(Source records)
####
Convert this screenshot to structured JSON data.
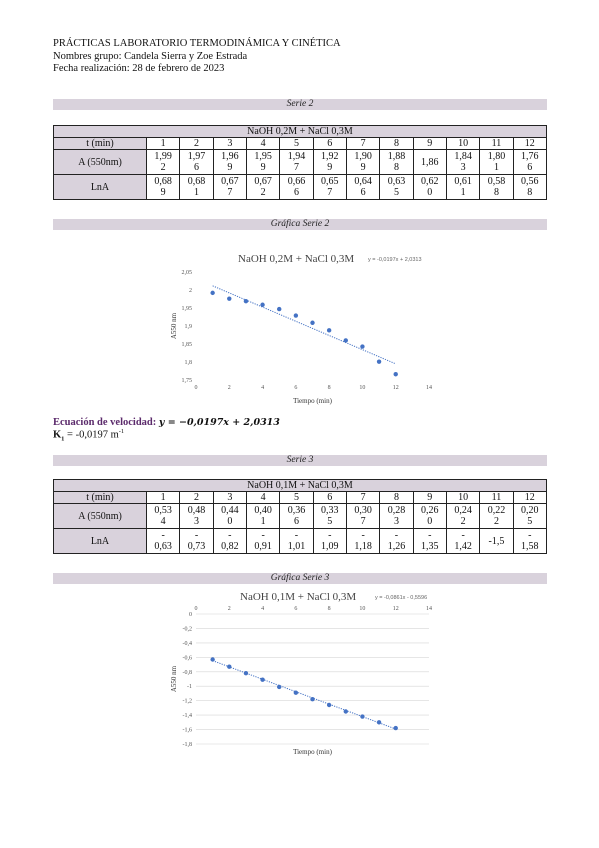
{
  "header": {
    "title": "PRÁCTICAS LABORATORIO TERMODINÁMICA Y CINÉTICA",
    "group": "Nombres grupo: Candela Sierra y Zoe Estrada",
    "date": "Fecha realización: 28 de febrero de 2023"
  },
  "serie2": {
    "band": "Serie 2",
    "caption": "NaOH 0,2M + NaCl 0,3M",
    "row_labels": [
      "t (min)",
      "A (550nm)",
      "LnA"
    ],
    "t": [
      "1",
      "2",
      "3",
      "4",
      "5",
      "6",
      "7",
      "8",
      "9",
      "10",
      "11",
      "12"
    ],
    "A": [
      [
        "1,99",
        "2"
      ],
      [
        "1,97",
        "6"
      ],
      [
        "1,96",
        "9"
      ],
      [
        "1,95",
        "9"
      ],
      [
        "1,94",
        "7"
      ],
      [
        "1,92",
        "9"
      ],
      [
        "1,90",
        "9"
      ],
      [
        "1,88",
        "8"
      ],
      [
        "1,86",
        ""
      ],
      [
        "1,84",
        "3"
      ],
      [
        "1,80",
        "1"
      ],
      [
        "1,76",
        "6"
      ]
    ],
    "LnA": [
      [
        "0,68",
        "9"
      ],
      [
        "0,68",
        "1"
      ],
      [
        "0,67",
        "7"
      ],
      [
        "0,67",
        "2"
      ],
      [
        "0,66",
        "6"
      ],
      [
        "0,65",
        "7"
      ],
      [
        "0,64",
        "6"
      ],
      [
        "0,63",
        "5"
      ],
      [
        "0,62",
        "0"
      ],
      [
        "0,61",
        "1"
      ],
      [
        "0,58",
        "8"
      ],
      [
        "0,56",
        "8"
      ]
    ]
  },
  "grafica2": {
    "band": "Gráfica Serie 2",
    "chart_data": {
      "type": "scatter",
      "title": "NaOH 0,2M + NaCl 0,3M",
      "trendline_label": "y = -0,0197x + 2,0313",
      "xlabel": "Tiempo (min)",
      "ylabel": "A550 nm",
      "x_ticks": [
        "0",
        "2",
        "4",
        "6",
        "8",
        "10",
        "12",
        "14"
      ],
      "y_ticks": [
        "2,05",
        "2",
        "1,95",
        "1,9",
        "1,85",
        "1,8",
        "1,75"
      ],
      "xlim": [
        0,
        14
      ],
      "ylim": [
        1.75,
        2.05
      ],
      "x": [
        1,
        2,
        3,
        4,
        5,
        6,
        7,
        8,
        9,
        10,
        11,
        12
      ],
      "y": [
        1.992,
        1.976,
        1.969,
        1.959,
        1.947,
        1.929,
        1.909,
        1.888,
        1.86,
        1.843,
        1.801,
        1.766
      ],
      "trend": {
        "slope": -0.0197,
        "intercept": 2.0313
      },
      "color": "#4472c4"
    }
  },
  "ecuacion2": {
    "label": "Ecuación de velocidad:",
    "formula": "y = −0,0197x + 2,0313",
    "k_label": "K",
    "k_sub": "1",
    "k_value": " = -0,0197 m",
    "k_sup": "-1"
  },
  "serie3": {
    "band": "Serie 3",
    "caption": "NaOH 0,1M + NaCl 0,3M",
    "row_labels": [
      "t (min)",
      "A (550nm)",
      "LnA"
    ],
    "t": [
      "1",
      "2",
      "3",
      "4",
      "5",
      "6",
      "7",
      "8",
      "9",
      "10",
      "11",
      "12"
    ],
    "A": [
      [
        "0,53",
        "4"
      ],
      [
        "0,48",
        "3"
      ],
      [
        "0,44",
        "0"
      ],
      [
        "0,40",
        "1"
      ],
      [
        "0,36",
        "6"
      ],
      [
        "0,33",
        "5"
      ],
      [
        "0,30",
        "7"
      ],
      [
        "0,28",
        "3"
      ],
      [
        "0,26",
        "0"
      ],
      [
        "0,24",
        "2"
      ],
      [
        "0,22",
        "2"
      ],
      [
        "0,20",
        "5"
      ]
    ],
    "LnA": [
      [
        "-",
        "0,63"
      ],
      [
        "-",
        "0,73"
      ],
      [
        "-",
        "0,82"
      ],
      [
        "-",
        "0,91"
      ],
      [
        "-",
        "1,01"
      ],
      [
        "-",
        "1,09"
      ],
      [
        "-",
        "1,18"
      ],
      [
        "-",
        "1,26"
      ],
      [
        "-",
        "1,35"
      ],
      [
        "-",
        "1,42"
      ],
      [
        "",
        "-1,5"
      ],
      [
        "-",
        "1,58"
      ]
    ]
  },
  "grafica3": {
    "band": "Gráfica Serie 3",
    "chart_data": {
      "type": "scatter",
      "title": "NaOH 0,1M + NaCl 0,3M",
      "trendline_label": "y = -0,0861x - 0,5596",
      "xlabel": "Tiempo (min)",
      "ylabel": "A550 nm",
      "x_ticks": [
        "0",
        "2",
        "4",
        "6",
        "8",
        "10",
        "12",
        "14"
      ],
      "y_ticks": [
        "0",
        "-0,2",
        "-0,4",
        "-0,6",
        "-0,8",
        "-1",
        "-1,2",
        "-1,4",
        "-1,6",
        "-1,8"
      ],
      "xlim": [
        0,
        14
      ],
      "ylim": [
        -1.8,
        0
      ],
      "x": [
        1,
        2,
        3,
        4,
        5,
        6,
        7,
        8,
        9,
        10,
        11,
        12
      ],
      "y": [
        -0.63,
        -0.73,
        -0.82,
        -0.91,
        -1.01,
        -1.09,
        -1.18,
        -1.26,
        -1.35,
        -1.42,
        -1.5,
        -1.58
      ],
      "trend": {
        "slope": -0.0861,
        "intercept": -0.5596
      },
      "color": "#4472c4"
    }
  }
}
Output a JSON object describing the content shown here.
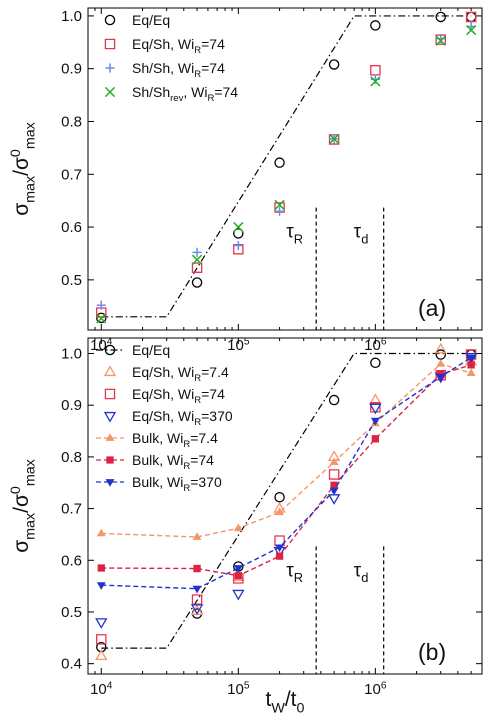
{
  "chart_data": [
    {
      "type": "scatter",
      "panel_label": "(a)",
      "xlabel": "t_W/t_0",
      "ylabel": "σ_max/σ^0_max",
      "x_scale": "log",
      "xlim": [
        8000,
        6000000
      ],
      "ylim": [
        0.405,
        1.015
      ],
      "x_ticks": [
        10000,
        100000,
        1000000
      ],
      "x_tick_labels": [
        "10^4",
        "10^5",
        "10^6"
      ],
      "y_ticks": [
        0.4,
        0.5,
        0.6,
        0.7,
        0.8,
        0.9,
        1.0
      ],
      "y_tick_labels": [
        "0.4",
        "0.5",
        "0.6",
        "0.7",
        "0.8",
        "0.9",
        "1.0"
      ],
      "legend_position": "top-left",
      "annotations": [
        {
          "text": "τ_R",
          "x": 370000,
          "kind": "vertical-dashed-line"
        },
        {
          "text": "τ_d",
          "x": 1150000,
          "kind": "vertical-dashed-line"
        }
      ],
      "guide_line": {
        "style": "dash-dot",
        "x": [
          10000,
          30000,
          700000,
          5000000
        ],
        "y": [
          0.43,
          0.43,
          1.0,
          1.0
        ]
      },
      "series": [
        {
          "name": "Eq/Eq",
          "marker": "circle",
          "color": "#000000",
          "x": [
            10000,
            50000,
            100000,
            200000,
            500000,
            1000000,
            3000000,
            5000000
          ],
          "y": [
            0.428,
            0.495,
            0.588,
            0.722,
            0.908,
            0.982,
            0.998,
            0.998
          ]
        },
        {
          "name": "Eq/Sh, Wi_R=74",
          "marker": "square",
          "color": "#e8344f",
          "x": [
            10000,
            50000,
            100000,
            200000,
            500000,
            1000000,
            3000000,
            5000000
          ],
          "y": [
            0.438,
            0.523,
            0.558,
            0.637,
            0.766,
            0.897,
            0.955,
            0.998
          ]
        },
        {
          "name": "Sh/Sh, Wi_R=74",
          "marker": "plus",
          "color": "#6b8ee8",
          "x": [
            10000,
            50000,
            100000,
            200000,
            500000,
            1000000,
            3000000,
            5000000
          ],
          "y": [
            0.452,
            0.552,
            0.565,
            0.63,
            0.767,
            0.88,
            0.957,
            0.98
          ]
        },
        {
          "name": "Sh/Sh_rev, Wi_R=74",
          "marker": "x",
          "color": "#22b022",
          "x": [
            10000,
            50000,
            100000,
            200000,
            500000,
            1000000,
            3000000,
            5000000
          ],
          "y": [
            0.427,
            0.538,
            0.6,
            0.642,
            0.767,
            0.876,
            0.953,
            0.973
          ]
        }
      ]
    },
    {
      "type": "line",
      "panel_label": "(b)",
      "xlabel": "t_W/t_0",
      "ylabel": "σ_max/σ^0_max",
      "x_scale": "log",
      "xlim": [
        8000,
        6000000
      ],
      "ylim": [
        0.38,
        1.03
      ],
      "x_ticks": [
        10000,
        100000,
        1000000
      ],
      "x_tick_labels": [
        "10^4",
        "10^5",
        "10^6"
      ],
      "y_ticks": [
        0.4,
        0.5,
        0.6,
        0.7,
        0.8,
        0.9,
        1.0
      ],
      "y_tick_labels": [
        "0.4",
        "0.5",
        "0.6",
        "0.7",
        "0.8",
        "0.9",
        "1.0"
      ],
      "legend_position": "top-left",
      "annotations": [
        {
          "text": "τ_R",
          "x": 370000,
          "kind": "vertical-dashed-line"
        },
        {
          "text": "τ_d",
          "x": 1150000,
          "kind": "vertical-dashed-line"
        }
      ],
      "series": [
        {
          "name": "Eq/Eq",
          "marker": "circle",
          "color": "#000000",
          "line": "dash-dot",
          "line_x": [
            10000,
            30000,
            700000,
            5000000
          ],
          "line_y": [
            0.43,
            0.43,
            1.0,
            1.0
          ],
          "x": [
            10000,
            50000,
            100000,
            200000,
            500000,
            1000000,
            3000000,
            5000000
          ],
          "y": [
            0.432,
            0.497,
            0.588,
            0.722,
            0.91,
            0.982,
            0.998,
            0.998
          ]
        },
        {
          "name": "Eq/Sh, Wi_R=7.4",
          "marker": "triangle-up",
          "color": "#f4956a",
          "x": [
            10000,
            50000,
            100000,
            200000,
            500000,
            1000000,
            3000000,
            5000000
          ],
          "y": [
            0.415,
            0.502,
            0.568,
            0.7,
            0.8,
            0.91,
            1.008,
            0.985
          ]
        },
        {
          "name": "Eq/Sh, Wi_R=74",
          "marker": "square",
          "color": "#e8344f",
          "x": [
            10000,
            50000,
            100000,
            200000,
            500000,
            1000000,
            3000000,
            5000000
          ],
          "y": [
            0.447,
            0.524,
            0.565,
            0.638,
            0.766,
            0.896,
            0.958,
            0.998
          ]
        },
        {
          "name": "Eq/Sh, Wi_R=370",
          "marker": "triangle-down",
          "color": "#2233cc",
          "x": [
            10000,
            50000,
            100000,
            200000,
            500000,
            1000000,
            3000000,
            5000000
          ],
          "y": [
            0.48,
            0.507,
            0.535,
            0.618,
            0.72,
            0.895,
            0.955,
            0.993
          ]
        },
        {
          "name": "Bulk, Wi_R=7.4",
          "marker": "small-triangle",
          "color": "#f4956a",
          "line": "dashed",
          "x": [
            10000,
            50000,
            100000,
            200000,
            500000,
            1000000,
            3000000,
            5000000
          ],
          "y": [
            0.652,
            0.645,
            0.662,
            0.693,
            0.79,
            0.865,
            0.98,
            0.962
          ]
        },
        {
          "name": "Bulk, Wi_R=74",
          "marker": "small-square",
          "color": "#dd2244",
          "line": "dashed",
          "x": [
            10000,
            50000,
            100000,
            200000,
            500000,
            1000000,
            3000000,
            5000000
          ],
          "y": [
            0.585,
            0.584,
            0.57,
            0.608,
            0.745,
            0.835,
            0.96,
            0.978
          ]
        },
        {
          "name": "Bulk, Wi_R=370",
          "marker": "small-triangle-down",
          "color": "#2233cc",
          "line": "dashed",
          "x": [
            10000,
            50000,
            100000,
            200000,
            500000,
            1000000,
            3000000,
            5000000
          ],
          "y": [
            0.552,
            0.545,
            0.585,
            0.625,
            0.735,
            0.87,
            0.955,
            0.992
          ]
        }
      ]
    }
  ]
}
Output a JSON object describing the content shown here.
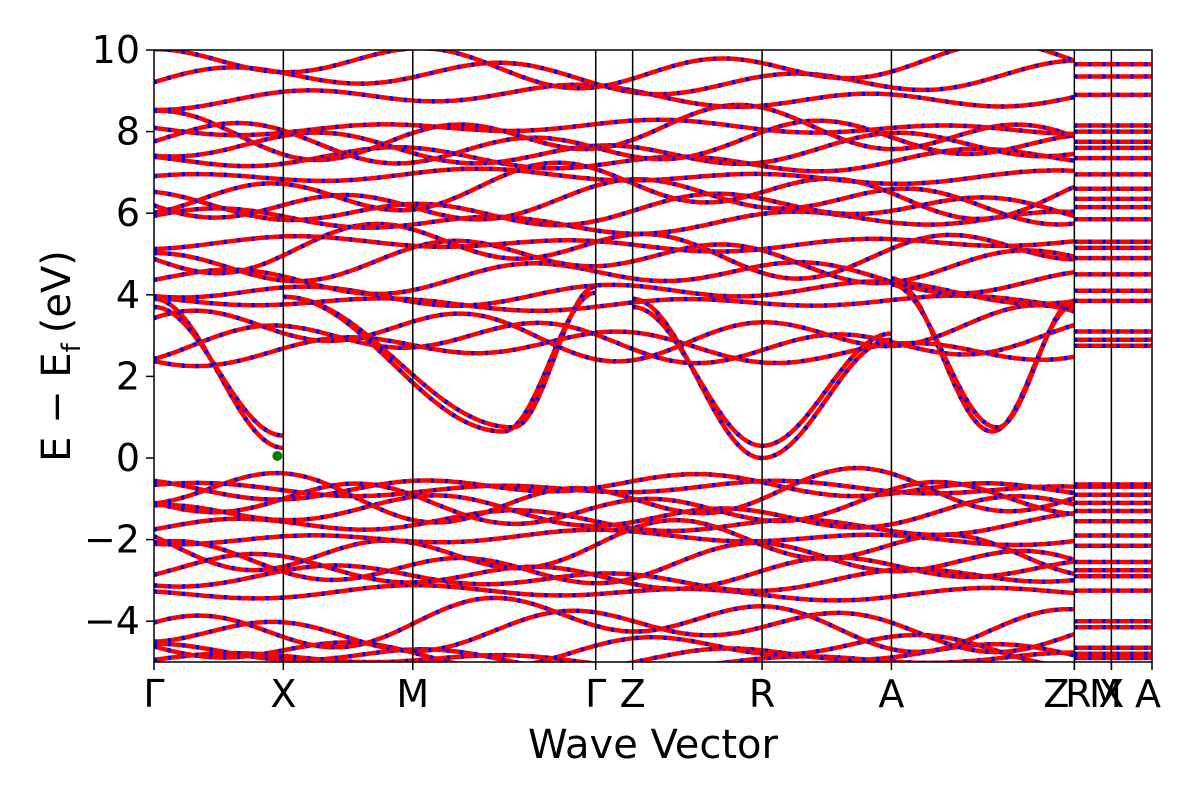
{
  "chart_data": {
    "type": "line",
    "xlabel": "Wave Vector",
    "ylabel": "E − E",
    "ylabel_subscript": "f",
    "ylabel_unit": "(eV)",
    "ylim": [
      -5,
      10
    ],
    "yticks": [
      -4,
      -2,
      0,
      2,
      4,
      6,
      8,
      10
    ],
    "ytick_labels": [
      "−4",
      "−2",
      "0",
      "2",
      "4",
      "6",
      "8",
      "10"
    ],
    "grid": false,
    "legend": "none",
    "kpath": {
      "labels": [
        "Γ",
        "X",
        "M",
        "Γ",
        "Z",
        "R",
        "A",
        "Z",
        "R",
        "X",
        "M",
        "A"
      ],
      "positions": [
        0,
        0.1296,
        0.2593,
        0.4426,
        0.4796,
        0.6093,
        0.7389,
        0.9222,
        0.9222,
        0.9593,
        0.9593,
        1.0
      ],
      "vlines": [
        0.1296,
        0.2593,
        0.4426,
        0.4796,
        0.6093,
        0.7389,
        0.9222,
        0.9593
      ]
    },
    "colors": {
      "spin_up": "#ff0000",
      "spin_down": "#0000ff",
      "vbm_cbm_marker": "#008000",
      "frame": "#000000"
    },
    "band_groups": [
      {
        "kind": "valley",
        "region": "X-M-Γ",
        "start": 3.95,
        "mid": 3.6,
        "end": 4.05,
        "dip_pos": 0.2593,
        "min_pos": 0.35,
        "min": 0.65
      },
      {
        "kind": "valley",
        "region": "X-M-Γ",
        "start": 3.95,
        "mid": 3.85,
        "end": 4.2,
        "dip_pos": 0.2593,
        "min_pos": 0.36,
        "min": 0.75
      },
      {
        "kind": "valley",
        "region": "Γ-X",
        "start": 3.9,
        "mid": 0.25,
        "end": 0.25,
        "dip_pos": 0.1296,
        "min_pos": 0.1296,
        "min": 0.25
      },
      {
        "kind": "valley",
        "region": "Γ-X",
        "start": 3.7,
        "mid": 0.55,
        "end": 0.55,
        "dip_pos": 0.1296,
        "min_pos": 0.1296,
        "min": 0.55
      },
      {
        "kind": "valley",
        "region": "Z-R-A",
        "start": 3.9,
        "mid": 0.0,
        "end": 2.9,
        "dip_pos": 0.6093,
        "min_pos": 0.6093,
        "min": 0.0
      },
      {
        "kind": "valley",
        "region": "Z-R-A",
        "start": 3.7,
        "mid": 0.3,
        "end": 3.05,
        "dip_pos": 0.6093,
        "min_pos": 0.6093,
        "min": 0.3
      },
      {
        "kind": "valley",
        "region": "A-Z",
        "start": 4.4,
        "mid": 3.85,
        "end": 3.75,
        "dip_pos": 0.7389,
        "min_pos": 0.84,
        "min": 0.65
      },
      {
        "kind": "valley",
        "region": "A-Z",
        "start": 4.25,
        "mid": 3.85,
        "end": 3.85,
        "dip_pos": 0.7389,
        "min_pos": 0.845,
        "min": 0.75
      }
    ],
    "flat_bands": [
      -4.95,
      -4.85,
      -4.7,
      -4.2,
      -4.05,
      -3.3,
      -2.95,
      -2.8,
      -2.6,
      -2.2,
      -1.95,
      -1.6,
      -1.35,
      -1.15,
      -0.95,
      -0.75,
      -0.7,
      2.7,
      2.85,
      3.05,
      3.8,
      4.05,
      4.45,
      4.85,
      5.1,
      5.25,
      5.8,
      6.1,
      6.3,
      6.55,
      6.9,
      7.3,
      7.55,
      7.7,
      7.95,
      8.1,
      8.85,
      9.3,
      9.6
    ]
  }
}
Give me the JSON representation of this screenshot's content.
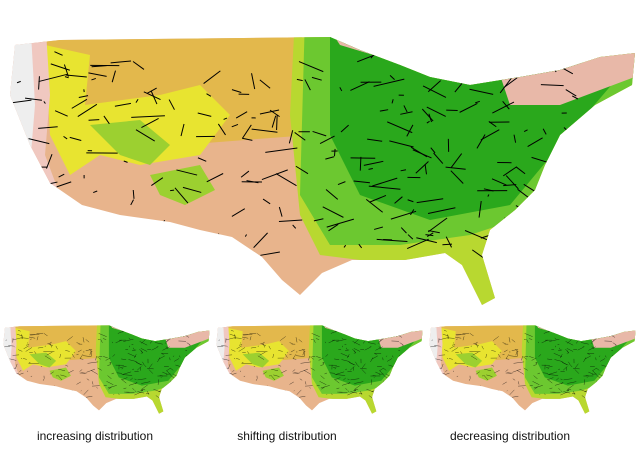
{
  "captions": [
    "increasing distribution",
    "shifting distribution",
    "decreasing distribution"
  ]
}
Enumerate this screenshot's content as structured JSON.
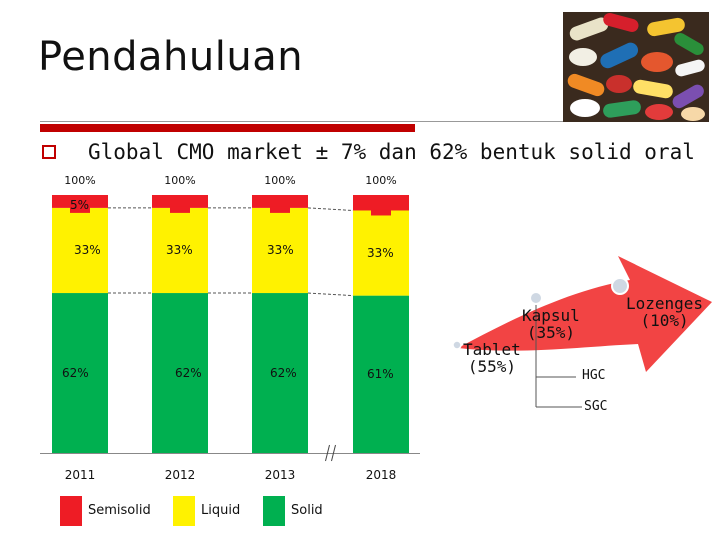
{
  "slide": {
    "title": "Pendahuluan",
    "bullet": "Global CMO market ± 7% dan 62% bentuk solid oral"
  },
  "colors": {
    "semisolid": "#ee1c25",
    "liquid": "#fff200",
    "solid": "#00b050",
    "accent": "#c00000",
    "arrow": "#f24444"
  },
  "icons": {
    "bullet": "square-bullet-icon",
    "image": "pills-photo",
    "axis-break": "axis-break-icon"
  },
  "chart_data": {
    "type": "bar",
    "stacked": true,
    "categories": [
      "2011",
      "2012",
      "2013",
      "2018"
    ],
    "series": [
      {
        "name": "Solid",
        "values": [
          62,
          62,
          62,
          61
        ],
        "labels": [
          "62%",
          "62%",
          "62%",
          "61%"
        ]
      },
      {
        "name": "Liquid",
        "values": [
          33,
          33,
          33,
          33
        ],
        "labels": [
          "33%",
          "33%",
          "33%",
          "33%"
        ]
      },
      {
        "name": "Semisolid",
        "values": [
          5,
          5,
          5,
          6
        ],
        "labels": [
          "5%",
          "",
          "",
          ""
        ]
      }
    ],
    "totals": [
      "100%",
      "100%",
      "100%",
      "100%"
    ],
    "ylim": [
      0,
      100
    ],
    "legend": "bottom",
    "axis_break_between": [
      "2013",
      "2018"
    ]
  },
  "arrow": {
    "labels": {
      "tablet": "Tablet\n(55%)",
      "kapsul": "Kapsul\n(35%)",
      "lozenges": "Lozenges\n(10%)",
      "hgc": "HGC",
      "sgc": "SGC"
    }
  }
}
####
- [PROBLEM TO WORK ON]: State, as a number only, how many lines in the entries include "this".

- [SOLUTION TO THE EXERCISE]: 3